**Data shown**
◆ ◆ ◆

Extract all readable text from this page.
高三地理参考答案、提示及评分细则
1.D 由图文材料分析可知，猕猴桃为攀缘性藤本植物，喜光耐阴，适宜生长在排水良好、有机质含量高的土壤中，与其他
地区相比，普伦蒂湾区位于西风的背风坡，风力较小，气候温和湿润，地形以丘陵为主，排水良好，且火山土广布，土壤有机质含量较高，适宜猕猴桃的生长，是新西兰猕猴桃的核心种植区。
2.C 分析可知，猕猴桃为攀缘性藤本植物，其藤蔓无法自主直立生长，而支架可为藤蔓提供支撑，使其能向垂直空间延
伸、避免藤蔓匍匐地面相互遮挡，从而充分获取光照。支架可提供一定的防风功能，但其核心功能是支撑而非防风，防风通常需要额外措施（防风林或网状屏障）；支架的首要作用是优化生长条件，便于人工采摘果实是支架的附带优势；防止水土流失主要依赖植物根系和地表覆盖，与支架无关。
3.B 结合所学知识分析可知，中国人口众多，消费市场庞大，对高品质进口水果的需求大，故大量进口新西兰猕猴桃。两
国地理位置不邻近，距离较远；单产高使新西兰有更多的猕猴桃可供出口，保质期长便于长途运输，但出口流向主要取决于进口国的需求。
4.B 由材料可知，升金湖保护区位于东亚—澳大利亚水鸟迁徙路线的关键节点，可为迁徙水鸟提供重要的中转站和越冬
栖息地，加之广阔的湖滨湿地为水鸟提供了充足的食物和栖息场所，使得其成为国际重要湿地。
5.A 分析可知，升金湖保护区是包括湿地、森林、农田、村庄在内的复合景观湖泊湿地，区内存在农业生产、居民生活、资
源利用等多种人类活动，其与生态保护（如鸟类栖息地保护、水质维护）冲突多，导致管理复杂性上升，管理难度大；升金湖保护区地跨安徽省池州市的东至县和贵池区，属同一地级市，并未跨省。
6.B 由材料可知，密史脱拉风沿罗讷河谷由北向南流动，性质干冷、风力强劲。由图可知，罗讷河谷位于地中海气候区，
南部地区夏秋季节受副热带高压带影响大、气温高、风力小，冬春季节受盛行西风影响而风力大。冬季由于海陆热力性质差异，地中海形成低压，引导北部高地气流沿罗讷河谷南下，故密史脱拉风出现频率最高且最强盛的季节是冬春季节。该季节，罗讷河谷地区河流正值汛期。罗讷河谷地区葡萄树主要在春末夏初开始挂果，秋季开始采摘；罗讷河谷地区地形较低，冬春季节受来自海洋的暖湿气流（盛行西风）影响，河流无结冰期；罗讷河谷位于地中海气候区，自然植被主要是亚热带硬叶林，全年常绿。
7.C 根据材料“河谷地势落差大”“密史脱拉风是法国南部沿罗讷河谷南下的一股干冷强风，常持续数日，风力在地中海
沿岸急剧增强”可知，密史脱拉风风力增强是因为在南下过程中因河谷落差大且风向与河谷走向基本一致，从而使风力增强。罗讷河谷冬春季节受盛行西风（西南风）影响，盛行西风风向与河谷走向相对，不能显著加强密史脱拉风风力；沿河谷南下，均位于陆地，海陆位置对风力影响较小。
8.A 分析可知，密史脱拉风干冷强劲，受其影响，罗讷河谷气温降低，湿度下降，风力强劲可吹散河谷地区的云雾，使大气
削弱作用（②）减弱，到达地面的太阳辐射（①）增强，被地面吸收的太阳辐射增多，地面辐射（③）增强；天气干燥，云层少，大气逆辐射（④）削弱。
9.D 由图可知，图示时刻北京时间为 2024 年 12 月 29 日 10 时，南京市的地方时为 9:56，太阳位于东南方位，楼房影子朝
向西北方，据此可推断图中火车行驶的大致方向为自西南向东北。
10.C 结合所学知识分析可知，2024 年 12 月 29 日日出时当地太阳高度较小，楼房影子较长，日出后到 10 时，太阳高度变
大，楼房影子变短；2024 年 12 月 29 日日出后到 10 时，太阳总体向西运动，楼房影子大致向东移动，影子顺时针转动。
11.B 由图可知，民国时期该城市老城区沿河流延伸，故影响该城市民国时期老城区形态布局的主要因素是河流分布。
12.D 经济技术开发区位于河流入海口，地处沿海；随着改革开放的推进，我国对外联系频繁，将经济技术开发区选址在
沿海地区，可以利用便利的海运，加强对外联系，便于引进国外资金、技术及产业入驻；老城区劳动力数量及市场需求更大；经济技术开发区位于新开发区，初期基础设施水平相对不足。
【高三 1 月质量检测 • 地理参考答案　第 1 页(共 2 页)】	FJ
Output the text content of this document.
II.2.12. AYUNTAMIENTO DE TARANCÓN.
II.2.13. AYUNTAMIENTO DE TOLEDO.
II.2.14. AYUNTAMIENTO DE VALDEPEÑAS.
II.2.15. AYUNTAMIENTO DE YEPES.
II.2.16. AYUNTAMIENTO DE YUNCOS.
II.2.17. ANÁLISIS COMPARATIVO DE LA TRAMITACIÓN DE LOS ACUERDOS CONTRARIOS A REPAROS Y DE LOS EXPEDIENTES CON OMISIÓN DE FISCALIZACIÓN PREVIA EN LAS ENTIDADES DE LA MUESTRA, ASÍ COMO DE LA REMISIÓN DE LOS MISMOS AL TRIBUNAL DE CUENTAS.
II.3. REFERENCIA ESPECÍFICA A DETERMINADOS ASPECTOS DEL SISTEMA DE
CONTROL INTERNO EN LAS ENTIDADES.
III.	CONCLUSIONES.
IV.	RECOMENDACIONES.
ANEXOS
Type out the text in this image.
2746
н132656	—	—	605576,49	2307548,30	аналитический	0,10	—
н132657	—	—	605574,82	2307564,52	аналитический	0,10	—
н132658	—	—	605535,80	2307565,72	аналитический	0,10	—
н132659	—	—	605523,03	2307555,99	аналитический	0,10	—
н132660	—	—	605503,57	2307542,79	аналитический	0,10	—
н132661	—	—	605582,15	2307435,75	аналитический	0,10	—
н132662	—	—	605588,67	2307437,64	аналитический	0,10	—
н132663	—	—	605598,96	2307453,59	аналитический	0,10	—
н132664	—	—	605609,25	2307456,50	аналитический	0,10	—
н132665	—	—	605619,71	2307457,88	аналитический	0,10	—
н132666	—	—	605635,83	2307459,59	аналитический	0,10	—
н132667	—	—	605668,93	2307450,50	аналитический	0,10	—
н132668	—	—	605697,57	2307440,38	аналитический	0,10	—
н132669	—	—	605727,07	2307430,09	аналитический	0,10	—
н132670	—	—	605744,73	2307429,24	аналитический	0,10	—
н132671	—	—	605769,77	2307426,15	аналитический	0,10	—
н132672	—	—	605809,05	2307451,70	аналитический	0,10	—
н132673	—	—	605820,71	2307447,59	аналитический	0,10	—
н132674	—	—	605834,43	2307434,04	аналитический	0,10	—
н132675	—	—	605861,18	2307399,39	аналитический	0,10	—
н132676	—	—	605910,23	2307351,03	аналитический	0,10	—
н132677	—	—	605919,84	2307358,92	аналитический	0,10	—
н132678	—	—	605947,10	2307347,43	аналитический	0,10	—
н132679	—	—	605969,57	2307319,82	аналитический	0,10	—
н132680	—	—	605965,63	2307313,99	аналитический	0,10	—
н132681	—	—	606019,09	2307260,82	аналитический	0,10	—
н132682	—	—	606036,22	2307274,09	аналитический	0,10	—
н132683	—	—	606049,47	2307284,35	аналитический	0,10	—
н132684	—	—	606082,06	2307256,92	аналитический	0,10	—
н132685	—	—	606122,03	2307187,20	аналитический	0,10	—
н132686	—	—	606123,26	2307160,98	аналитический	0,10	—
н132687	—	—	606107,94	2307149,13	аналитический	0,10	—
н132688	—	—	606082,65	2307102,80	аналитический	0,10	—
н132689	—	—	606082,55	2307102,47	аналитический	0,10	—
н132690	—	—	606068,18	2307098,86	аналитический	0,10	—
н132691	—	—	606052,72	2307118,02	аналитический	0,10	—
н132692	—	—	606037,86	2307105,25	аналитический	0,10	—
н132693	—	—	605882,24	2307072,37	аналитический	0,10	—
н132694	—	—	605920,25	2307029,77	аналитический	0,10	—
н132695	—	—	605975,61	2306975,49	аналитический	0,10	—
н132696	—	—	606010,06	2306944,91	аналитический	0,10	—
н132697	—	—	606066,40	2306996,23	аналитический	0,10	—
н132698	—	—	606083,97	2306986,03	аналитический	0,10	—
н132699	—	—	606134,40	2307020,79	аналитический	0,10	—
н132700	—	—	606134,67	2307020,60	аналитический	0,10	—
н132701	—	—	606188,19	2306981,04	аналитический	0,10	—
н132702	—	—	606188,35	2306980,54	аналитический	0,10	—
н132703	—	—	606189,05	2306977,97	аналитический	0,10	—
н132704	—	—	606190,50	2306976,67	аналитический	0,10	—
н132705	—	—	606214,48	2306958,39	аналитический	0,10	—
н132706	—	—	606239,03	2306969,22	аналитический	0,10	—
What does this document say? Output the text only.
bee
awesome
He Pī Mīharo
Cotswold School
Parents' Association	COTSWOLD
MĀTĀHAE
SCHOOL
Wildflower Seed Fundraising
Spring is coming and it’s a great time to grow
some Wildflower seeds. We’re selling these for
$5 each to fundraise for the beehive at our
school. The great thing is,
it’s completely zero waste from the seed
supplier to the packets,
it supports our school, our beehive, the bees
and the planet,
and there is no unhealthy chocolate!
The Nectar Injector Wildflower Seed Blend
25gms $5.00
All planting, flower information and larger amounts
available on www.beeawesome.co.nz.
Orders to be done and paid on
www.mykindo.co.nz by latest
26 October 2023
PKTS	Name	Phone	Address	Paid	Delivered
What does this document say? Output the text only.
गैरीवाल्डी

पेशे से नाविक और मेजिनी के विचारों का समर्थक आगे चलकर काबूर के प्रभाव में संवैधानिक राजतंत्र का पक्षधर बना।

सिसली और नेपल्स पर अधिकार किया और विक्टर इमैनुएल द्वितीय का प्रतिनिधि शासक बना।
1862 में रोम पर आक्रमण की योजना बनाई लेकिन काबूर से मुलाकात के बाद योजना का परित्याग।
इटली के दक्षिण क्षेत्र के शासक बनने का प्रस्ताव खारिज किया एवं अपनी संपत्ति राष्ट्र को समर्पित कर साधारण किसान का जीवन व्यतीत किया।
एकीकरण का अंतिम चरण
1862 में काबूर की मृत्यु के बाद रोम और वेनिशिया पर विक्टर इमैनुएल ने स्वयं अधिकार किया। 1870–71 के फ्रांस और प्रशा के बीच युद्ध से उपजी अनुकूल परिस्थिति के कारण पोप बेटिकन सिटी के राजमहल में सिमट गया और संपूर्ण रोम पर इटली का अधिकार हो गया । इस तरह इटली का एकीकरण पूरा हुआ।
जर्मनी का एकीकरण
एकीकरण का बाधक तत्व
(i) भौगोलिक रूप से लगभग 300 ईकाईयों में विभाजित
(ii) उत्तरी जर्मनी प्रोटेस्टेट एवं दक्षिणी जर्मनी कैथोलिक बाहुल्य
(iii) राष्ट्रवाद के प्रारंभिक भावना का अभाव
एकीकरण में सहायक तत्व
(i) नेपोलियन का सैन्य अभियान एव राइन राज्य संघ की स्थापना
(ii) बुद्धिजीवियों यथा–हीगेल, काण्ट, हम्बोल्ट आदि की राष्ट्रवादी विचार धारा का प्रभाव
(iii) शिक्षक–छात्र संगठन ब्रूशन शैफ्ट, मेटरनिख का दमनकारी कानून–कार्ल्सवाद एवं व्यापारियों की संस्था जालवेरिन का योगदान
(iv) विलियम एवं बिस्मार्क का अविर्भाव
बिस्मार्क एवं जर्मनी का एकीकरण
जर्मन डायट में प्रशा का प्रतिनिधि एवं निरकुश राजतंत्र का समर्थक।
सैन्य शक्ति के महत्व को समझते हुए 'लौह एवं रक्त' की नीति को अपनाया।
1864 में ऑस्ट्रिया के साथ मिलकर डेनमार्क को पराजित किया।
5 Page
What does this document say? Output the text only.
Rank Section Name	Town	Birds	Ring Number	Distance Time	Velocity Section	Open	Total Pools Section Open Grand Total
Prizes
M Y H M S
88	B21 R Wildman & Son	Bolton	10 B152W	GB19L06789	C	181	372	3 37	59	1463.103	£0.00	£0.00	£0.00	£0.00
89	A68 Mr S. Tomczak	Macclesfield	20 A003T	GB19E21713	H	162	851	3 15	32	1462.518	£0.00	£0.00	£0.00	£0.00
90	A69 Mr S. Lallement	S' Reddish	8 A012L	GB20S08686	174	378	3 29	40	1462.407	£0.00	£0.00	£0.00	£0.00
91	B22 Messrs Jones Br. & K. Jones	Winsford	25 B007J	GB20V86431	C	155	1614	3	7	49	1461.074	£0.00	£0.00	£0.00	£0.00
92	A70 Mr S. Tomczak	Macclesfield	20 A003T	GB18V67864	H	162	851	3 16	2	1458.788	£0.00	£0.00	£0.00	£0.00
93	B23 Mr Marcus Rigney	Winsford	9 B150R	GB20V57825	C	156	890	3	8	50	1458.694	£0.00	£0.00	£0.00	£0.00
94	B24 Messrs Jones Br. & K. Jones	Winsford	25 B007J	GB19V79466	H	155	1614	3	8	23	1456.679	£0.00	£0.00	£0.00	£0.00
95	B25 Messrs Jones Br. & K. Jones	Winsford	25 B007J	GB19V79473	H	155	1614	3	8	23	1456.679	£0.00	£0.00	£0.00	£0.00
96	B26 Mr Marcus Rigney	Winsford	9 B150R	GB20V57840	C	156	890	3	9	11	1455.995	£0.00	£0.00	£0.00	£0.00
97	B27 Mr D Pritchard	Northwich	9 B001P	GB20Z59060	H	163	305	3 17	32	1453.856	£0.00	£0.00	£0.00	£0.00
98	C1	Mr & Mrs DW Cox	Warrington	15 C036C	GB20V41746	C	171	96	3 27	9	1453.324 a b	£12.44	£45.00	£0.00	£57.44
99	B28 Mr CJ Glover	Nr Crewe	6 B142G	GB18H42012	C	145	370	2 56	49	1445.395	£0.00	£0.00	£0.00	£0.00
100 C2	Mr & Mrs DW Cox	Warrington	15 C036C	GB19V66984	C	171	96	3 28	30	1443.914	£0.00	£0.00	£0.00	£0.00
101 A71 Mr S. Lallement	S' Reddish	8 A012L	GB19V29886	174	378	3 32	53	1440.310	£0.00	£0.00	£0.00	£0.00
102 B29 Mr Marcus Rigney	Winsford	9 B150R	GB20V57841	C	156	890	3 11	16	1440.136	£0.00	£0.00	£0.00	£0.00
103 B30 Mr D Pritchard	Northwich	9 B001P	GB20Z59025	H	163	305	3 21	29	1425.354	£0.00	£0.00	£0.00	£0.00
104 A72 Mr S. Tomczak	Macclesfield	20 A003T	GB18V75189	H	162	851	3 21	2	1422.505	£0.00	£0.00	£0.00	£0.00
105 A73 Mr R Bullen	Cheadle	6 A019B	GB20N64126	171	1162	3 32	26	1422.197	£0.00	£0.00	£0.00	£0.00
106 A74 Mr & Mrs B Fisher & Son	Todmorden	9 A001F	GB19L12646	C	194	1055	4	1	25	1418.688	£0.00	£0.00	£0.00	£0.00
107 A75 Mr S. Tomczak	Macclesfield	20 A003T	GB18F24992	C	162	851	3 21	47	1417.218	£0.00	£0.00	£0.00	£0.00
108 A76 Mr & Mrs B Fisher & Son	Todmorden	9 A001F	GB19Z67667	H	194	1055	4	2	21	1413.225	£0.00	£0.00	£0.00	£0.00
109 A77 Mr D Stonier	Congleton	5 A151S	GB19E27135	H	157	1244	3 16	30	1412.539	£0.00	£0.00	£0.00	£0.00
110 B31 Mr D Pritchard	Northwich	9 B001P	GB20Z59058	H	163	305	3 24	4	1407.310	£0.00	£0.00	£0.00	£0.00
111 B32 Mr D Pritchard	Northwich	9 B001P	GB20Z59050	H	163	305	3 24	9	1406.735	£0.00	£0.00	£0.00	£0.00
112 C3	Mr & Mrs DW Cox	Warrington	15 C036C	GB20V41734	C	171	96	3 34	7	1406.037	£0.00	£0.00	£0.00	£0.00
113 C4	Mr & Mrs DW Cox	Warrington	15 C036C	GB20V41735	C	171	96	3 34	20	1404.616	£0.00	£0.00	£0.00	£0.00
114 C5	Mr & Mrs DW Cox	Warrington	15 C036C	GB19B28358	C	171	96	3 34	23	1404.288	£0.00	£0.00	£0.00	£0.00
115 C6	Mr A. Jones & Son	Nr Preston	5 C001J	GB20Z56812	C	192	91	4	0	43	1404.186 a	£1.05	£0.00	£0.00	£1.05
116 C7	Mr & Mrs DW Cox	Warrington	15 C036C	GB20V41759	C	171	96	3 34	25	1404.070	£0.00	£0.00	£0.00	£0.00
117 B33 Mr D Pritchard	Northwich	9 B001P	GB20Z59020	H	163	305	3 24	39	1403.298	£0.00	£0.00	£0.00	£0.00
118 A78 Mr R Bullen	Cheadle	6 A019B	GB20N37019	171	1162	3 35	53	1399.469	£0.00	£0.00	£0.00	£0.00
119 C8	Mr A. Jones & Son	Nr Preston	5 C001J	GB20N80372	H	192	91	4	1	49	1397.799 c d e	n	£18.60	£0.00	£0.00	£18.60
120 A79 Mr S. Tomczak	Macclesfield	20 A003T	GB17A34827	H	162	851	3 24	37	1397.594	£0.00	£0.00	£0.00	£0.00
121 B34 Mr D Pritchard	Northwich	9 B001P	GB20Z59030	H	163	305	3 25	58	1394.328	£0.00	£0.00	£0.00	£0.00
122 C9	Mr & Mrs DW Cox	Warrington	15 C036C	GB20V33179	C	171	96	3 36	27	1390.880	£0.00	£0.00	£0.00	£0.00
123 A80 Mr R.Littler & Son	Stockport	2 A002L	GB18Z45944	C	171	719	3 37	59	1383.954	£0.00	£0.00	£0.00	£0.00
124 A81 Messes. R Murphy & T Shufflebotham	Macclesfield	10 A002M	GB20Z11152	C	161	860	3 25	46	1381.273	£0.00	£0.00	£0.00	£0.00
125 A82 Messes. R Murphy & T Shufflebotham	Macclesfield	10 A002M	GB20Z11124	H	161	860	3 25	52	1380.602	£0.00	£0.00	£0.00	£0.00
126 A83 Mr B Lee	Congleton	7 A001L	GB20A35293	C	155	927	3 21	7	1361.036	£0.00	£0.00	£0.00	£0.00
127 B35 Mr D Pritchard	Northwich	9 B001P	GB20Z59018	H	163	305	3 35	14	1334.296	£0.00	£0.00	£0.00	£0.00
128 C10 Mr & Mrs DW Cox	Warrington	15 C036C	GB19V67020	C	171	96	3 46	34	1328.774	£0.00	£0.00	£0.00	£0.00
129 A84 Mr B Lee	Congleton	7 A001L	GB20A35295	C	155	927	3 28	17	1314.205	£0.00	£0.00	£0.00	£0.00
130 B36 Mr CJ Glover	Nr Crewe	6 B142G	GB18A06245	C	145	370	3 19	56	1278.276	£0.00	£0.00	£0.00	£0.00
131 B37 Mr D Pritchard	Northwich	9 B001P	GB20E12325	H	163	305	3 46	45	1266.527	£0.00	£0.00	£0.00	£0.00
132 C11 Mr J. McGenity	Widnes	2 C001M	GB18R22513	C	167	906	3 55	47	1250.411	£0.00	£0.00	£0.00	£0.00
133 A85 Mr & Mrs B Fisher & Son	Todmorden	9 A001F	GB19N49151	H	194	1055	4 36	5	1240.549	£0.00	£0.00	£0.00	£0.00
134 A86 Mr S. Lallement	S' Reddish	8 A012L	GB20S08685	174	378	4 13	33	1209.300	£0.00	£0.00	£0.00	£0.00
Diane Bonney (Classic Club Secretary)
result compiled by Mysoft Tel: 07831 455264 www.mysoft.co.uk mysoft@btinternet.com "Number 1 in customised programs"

◆ ◆ ◆

**Problem**
Scan the data for the word "Shufflebotham" and copy every line where it shows up.

**The result**
124 A81 Messes. R Murphy & T Shufflebotham	Macclesfield	10 A002M	GB20Z11152	C	161	860	3 25	46	1381.273	£0.00	£0.00	£0.00	£0.00
125 A82 Messes. R Murphy & T Shufflebotham	Macclesfield	10 A002M	GB20Z11124	H	161	860	3 25	52	1380.602	£0.00	£0.00	£0.00	£0.00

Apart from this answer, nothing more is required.